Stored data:

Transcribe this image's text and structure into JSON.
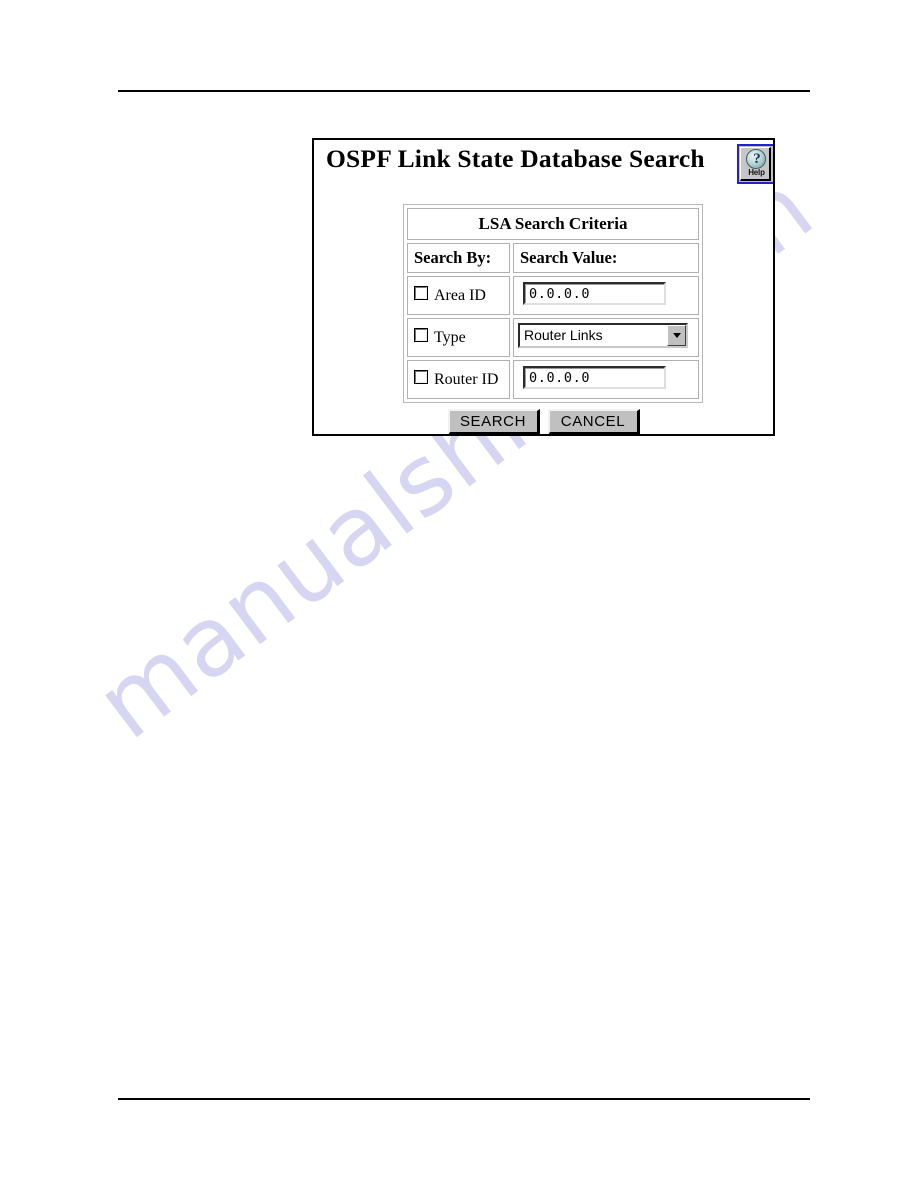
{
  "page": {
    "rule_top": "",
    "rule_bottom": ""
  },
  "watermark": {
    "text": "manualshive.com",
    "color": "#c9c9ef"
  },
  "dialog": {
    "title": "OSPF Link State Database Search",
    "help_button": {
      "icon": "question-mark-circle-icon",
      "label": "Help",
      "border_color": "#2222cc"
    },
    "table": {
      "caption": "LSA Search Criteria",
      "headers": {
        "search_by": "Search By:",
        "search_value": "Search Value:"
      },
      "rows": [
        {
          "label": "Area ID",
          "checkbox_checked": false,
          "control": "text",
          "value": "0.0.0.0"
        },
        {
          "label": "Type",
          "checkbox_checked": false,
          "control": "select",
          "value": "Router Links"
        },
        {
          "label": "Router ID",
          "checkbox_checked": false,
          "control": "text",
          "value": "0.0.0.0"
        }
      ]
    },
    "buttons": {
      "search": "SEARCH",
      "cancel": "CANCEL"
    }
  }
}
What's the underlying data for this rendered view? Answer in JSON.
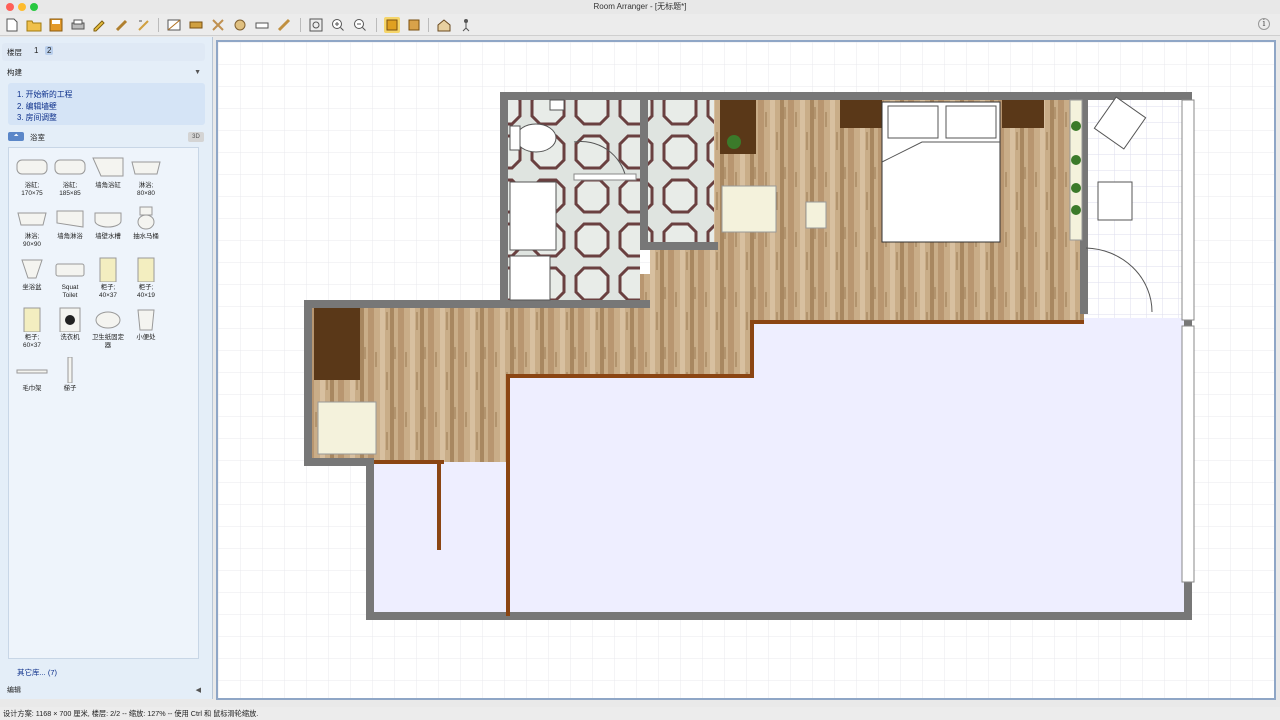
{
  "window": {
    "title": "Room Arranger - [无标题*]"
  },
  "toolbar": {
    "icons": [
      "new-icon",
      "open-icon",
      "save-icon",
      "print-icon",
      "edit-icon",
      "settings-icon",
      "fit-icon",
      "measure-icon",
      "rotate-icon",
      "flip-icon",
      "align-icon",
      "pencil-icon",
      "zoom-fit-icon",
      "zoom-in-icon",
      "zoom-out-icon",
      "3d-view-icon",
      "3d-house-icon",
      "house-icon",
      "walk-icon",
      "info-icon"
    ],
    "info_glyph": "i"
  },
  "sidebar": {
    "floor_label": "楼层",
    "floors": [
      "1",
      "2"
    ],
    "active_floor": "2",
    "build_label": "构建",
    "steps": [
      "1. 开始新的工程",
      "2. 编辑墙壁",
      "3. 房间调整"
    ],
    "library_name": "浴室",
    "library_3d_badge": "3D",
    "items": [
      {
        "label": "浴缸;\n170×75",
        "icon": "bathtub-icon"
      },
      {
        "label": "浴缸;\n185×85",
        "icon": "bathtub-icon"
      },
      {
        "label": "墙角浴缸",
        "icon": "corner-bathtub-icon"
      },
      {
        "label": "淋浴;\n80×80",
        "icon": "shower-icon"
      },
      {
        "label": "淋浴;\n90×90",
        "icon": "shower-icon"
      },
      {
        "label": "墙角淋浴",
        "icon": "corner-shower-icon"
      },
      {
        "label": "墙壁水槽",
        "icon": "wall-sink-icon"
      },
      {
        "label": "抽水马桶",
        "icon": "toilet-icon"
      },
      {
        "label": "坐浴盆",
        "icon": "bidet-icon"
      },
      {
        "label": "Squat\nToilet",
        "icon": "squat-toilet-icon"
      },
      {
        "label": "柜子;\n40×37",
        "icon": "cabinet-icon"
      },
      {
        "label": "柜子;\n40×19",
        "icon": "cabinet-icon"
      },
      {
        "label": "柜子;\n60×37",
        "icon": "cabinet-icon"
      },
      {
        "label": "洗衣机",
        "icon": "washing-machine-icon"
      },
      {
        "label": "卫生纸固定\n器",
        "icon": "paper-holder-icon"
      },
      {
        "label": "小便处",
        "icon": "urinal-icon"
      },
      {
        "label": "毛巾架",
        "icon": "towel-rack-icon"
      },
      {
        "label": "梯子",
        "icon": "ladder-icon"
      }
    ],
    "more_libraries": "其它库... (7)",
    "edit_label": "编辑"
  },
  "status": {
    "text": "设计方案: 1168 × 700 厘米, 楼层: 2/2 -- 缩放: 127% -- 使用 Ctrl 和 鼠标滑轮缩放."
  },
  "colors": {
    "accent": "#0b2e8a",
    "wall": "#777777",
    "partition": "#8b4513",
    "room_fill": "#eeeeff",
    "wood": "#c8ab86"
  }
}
* * *
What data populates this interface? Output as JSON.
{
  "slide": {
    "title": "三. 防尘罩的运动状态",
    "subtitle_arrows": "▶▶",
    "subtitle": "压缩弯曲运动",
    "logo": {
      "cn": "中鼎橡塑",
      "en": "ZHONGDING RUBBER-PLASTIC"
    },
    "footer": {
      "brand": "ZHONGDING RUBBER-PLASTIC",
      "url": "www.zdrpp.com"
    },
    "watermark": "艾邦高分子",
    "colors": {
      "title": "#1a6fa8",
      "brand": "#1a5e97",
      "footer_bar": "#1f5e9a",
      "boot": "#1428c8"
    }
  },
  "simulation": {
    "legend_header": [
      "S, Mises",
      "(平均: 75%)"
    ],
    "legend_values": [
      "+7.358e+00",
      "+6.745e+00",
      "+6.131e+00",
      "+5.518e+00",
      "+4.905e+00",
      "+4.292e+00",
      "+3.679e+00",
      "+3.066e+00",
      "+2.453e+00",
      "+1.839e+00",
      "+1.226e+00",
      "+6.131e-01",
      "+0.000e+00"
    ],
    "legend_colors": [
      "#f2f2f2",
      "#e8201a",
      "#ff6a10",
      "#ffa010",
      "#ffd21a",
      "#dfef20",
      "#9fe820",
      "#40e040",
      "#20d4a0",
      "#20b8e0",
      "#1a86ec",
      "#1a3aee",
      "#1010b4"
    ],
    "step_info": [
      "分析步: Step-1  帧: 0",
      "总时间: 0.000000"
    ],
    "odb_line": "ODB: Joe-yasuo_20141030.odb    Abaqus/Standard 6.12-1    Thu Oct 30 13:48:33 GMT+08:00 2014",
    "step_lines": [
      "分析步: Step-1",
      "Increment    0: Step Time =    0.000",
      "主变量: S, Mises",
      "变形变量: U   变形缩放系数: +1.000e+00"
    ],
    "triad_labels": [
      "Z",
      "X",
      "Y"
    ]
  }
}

DIRECTIONS.
From the records above, pull out each line that has "RUBBER".

TASK OUTPUT.
      "en": "ZHONGDING RUBBER-PLASTIC"
      "brand": "ZHONGDING RUBBER-PLASTIC",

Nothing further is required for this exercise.